TASK REQUIREMENTS:
Your task is to give the number of lines in the listing that include "arrow", and nothing else.

::: EXTRACTED INFORMATION

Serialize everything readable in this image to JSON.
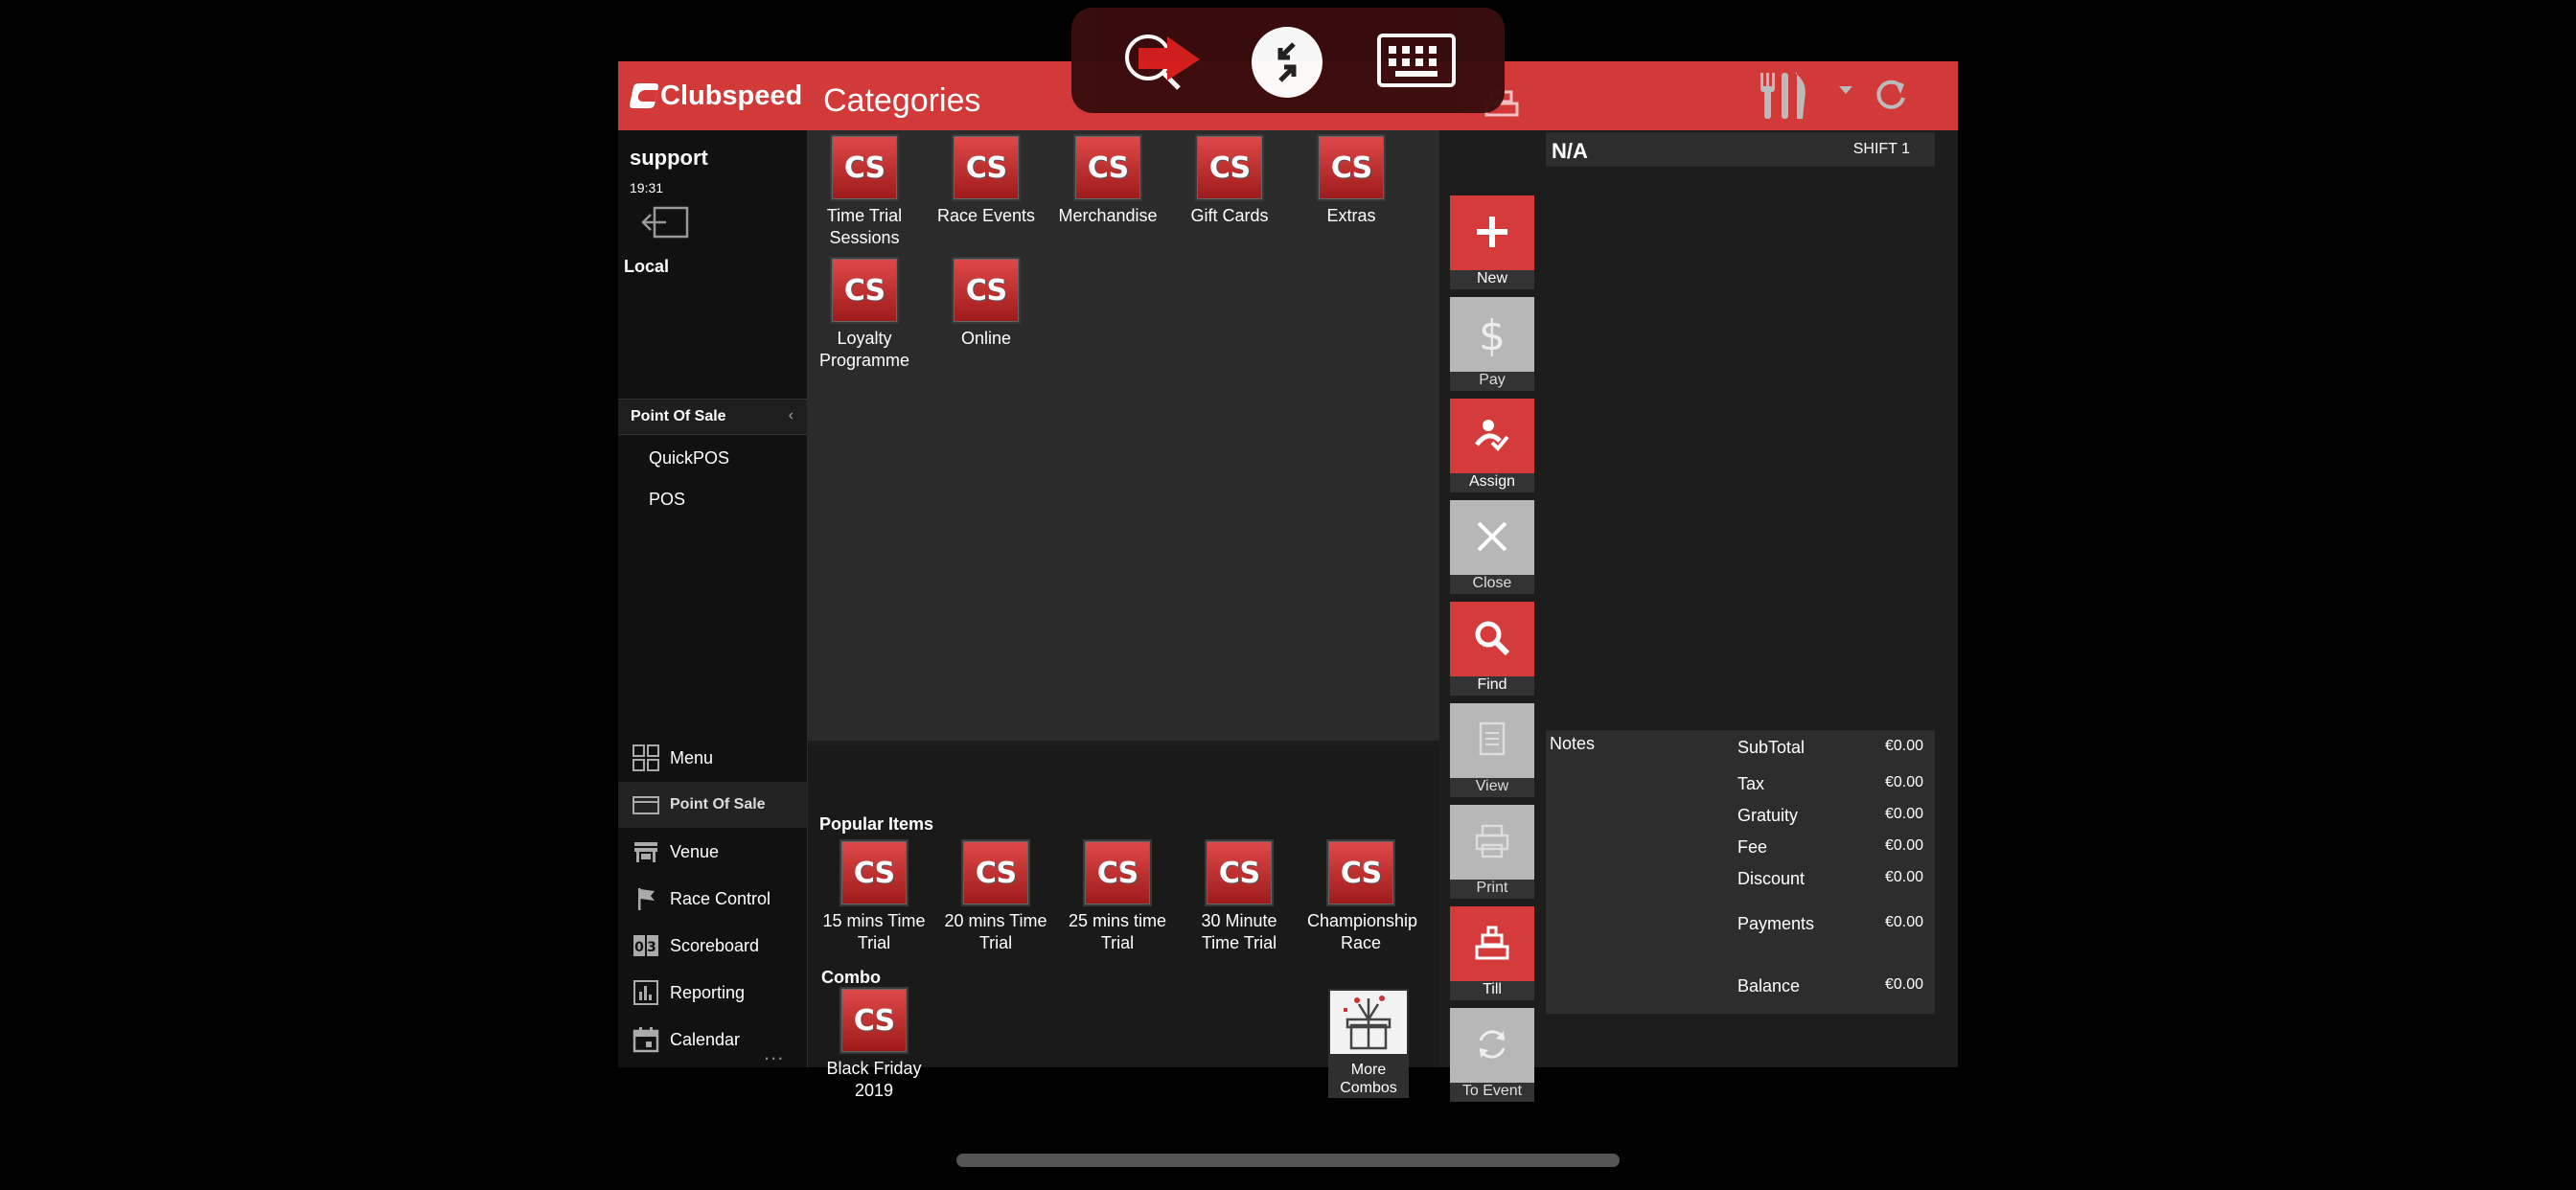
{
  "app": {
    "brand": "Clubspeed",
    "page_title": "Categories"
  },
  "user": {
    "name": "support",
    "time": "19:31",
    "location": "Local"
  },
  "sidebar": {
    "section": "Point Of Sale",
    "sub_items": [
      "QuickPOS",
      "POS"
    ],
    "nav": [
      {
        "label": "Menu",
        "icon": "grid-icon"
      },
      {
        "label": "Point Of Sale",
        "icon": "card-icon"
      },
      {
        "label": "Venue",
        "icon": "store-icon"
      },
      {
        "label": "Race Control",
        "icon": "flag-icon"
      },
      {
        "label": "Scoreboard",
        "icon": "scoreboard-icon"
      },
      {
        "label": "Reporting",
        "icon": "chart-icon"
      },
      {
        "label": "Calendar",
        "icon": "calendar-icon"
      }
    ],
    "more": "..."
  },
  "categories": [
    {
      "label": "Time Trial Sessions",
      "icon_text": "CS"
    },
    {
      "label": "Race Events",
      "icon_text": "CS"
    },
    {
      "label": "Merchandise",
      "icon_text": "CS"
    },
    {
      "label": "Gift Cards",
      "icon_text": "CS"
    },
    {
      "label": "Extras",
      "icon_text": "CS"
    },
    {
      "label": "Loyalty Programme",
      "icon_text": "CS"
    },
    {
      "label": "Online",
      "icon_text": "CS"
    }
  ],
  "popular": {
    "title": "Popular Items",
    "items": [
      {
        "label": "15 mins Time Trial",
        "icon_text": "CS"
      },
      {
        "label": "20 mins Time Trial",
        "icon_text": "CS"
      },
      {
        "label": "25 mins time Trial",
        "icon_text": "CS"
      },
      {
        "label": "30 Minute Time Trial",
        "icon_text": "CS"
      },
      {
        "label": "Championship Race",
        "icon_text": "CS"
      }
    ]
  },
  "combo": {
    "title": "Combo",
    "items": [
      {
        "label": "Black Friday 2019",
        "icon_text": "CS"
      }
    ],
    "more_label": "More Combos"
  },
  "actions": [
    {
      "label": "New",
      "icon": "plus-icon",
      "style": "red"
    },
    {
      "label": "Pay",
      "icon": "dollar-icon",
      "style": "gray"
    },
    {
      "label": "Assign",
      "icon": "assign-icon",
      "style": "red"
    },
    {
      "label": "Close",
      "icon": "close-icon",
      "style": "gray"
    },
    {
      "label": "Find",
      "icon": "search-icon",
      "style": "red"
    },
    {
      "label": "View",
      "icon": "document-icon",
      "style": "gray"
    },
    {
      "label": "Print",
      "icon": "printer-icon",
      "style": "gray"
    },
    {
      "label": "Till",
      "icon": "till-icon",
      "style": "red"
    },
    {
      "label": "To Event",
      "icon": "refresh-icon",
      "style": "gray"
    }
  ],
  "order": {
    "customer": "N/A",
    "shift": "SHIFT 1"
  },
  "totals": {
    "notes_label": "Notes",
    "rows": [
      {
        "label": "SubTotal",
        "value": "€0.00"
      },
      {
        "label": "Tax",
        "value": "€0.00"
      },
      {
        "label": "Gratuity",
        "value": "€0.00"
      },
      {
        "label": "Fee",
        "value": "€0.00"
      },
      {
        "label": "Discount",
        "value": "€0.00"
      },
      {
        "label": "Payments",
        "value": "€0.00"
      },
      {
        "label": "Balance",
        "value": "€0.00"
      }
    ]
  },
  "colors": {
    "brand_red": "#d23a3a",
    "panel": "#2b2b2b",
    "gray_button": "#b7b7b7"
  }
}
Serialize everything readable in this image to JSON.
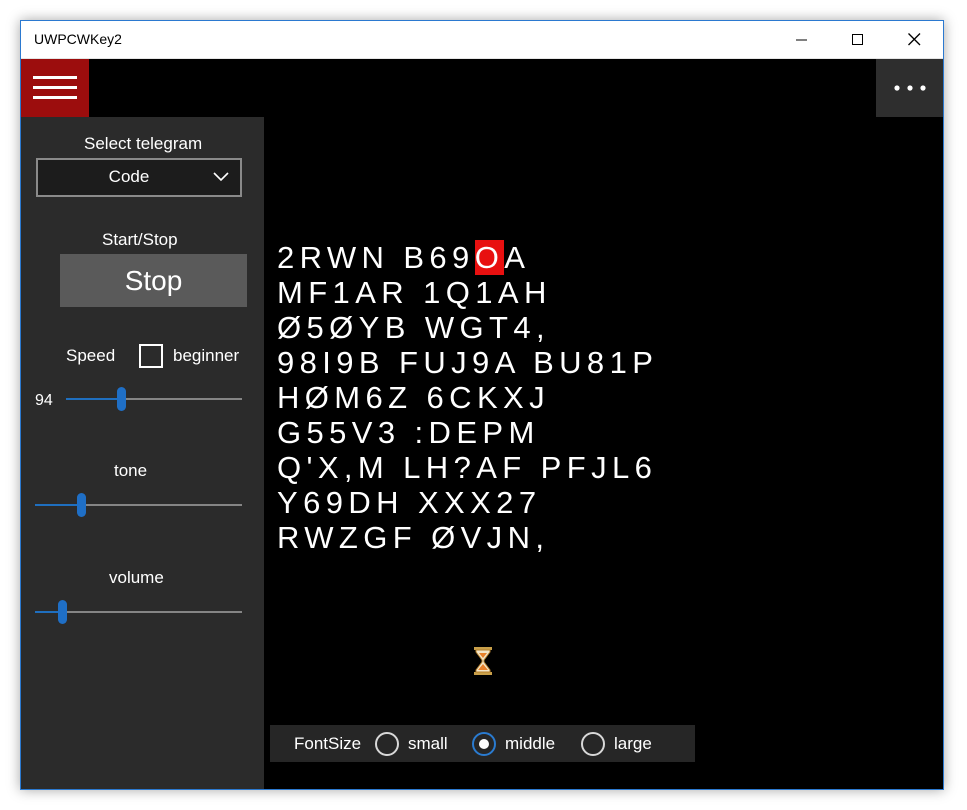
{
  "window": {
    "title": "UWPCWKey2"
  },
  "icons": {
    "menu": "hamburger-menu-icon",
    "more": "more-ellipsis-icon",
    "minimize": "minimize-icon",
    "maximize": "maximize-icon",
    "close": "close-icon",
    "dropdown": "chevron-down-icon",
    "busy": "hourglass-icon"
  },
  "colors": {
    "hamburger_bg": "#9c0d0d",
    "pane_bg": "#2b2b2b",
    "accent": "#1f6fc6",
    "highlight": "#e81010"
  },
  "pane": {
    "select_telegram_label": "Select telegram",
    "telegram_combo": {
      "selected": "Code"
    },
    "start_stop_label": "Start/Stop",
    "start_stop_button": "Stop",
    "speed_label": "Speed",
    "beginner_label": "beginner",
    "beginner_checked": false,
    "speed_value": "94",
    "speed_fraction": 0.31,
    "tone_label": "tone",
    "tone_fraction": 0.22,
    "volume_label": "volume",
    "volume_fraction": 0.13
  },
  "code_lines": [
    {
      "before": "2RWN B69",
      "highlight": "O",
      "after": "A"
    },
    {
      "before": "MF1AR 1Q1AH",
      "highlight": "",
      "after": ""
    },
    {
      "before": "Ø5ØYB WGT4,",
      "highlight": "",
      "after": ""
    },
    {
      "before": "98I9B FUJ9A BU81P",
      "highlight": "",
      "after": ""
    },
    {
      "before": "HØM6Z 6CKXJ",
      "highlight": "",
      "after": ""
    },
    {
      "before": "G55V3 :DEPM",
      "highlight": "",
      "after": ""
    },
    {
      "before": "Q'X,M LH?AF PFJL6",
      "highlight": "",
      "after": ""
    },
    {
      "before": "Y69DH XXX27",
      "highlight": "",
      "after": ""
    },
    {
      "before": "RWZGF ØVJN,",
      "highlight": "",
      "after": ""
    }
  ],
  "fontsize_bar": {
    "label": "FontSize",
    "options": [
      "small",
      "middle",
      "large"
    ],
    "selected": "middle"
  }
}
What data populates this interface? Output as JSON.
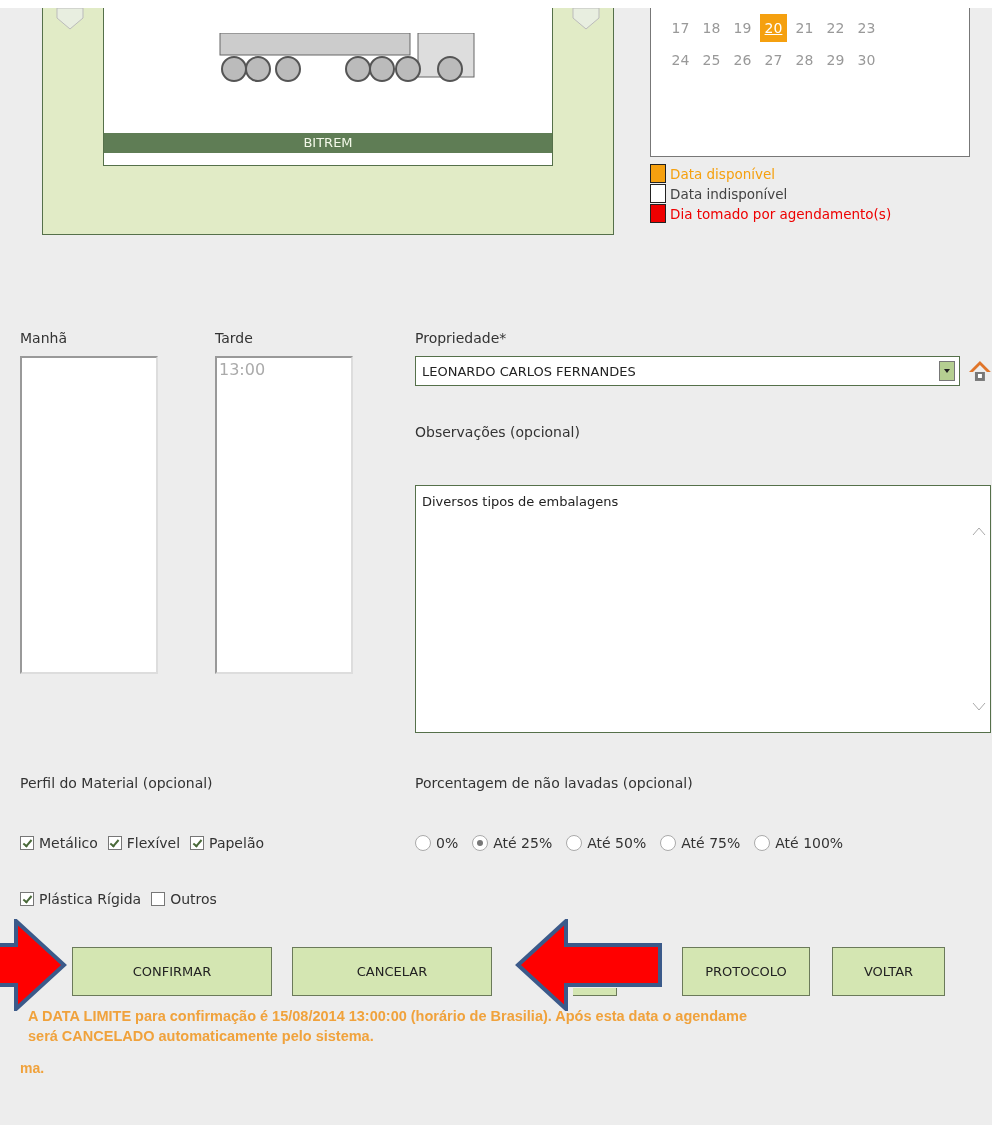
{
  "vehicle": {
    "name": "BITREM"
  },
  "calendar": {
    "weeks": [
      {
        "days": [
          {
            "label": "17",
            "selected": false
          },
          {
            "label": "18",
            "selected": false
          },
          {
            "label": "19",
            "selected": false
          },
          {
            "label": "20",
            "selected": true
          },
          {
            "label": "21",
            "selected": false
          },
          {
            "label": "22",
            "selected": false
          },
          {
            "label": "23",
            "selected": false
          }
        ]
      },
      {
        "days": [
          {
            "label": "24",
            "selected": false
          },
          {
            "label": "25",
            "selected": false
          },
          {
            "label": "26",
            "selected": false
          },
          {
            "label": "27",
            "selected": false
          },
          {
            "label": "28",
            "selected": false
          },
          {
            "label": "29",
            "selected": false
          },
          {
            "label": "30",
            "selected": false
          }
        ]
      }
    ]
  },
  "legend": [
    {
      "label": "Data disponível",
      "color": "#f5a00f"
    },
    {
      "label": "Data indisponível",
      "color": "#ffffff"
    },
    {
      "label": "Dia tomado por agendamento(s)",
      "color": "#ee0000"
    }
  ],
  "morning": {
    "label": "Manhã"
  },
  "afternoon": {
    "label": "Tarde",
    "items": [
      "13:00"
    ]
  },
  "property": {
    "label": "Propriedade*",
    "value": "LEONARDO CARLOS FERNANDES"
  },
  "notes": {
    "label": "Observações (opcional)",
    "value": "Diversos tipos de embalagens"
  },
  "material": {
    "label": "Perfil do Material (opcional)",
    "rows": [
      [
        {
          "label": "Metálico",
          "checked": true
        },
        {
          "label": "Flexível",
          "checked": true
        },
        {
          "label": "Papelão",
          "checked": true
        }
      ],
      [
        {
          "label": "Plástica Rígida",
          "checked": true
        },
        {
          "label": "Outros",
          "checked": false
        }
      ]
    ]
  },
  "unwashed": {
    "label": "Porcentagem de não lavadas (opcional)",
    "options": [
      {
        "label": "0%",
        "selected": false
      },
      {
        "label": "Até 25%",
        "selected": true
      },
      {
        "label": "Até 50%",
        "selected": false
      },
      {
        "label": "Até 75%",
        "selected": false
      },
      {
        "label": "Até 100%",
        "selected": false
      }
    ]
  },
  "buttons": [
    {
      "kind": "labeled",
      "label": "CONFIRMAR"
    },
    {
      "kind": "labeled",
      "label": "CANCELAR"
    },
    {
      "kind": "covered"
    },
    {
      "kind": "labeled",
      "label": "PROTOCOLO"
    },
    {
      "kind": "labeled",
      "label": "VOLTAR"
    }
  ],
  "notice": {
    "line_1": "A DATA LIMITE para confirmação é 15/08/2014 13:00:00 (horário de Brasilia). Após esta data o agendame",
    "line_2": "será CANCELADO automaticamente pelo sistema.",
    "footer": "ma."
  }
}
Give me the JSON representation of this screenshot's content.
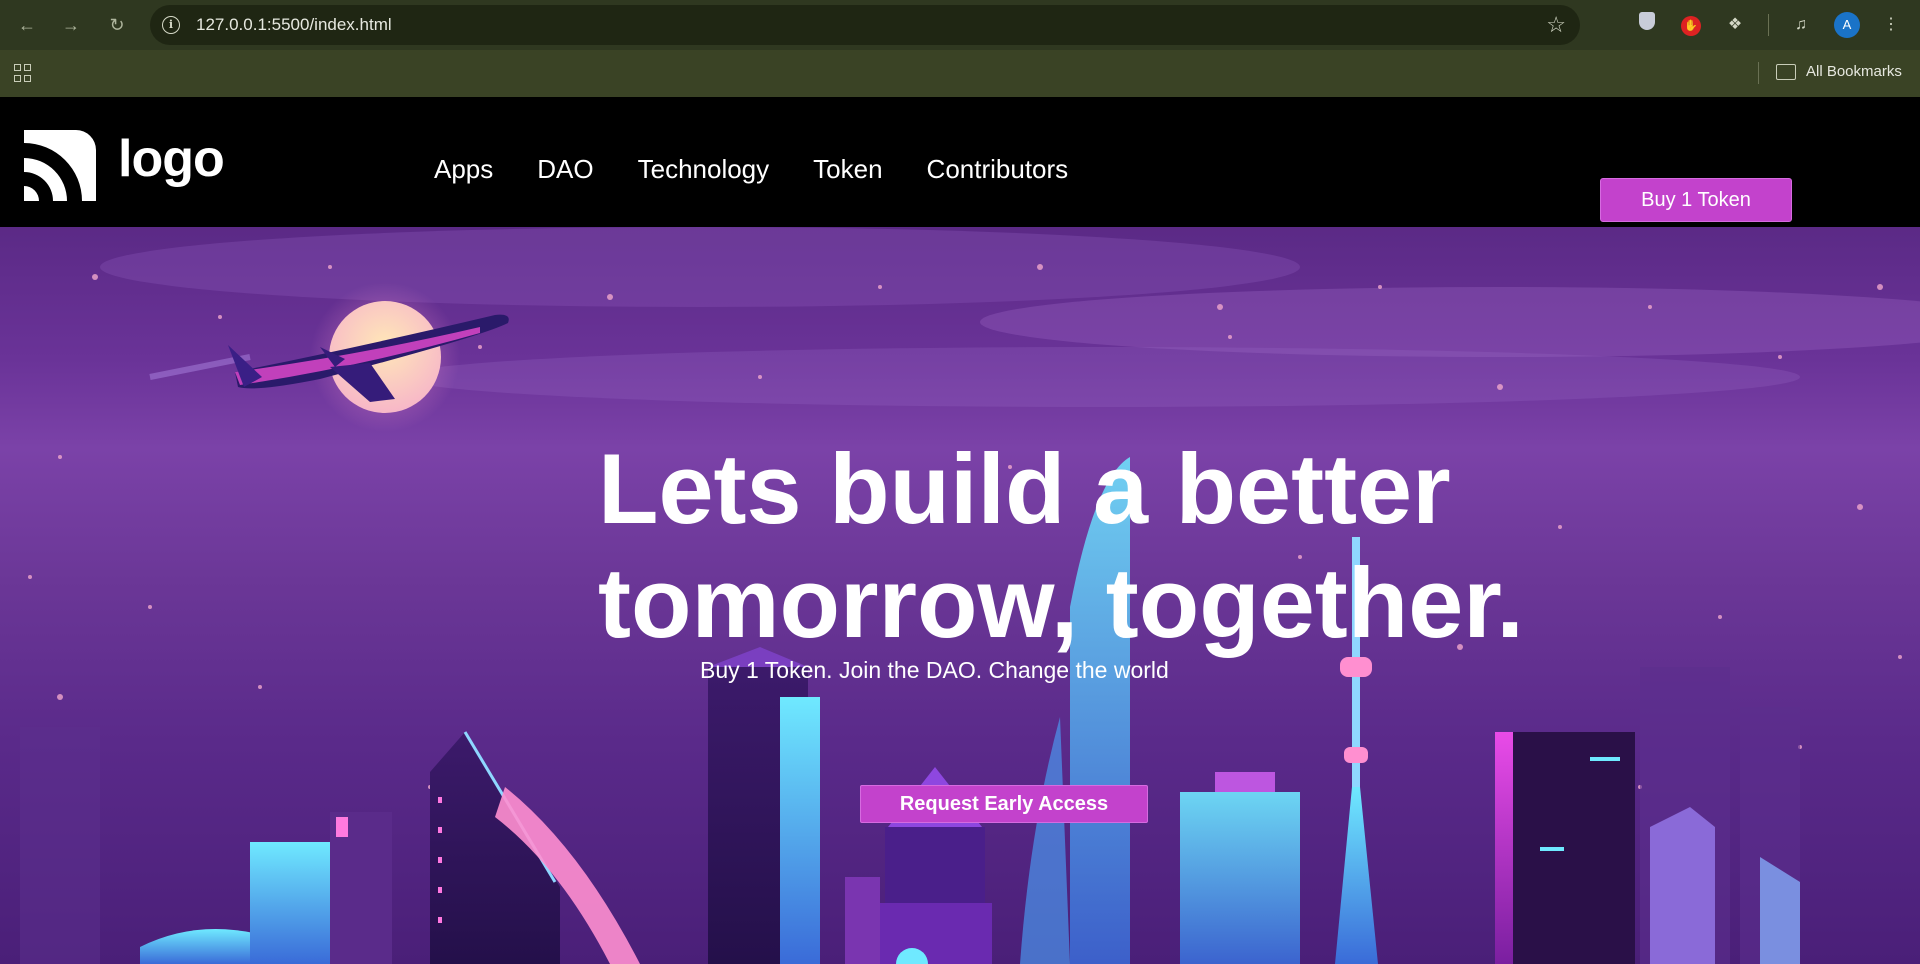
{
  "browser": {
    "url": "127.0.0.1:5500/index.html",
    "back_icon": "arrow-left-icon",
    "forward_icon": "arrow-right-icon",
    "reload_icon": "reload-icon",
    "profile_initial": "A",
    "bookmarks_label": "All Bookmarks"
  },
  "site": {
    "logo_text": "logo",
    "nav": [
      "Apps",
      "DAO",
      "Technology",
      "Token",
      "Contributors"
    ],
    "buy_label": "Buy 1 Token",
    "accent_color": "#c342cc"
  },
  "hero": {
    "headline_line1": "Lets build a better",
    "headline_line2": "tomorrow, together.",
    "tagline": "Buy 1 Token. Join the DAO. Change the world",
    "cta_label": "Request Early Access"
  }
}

::::::

SOLUTION FOR THIS PROBLEM:
2